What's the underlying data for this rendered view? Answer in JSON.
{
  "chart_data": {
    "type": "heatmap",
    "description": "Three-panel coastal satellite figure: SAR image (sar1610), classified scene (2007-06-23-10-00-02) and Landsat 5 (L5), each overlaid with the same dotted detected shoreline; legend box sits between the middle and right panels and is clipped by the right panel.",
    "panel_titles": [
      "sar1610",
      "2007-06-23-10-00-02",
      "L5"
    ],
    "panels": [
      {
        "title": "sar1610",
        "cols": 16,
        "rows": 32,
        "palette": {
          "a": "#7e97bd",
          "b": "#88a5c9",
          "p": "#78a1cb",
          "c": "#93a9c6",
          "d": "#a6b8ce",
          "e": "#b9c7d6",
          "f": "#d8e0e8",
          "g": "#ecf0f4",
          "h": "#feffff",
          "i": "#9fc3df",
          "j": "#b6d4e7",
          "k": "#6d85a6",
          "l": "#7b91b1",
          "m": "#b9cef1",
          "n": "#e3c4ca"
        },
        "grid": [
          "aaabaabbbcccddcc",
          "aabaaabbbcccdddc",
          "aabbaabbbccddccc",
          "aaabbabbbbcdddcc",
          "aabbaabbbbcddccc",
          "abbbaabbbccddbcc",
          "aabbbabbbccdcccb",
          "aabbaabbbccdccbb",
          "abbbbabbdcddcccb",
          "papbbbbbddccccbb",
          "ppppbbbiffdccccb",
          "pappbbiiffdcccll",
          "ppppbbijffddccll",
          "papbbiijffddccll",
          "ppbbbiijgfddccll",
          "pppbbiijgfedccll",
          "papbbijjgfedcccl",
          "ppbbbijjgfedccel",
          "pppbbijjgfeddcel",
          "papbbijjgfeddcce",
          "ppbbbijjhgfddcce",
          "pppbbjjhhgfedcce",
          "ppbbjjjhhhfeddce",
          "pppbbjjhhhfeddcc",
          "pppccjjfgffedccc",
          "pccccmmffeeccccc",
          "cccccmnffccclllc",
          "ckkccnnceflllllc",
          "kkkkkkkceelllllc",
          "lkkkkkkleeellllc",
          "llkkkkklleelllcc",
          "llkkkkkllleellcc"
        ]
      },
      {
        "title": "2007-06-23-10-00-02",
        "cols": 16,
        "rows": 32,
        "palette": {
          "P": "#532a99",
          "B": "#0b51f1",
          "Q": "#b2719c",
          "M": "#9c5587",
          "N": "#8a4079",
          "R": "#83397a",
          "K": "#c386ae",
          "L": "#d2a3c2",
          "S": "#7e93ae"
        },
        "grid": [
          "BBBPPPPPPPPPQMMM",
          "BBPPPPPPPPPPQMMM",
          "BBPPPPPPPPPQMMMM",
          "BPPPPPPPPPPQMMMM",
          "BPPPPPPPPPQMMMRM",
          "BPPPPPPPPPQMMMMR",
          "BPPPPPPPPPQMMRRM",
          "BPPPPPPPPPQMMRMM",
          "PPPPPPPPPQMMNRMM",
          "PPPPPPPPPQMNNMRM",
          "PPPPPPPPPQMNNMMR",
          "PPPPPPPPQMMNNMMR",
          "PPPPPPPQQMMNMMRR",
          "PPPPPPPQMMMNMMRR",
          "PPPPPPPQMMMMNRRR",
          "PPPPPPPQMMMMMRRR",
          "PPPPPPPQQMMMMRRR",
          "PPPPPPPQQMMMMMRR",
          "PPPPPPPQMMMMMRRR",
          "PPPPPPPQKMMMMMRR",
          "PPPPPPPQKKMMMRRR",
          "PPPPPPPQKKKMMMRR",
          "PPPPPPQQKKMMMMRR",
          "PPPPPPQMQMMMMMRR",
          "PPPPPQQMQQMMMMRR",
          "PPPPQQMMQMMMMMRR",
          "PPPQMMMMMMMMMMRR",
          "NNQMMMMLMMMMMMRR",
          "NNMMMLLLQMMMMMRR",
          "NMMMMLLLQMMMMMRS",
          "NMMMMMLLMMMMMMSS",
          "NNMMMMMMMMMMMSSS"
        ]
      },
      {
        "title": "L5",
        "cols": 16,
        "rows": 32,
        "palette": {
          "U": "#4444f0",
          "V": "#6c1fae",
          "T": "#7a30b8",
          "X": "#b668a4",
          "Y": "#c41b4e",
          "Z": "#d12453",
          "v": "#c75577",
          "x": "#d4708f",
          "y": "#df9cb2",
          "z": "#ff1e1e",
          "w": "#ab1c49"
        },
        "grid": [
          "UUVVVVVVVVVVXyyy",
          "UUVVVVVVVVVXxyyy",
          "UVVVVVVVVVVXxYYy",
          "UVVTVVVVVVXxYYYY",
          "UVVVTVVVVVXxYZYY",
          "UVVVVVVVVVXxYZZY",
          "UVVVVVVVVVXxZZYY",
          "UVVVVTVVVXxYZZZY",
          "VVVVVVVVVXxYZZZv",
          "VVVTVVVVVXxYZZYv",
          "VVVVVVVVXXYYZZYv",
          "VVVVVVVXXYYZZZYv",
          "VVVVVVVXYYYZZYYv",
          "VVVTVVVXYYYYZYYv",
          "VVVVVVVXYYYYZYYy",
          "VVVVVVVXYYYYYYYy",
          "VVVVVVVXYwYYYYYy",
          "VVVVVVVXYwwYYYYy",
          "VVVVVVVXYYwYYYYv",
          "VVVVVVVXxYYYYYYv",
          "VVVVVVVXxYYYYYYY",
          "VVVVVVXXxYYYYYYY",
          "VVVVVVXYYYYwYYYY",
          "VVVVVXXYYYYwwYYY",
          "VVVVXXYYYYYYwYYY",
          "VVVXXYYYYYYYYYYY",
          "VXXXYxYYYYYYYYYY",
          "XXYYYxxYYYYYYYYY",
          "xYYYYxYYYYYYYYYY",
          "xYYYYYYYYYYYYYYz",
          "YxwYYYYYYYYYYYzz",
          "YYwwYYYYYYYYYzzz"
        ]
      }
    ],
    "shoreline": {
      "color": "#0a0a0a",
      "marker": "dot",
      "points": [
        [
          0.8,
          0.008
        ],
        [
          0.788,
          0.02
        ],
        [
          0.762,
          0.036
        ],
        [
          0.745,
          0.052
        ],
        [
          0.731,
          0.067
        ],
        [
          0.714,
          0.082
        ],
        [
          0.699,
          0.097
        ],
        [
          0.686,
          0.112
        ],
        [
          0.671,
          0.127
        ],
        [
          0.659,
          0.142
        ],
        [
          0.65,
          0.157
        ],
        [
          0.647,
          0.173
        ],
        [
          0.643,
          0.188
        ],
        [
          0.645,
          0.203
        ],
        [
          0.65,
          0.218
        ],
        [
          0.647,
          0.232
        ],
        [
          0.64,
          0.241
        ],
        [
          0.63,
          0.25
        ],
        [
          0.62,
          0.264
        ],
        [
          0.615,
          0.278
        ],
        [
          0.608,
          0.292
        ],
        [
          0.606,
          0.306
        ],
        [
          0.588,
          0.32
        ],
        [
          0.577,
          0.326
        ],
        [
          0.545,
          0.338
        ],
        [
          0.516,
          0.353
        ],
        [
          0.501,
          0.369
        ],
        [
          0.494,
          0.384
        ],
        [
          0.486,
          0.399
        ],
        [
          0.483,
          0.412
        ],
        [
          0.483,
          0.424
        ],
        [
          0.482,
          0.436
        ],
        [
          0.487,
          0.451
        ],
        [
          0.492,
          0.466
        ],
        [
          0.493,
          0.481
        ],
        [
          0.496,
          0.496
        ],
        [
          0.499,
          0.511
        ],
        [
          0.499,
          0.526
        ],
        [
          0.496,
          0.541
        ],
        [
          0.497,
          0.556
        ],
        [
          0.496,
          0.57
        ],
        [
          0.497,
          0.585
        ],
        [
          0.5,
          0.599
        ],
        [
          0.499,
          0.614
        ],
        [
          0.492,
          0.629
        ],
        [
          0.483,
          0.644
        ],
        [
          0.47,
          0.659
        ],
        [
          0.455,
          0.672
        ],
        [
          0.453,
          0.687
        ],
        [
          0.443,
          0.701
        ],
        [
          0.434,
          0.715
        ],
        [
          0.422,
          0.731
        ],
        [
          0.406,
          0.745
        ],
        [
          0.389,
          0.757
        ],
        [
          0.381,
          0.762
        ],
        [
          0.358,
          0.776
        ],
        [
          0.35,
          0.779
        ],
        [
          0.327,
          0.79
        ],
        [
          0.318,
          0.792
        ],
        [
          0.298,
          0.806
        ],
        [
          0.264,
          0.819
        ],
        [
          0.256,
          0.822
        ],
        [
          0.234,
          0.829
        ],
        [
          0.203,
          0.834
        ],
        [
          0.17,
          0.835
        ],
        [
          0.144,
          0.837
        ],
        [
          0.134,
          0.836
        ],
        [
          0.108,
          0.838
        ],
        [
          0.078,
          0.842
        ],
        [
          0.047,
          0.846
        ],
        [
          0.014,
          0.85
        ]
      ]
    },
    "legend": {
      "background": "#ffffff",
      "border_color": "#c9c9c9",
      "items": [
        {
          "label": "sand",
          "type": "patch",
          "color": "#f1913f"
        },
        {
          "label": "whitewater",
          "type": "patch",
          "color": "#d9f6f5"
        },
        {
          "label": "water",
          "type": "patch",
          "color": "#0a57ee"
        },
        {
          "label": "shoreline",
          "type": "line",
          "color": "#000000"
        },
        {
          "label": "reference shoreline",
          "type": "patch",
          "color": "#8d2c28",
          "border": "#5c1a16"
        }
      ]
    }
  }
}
+ + + +
Task details:
Reproduce every line of the listing above in which the string "legend" appears.

Exercise result:
    "description": "Three-panel coastal satellite figure: SAR image (sar1610), classified scene (2007-06-23-10-00-02) and Landsat 5 (L5), each overlaid with the same dotted detected shoreline; legend box sits between the middle and right panels and is clipped by the right panel.",
    "legend": {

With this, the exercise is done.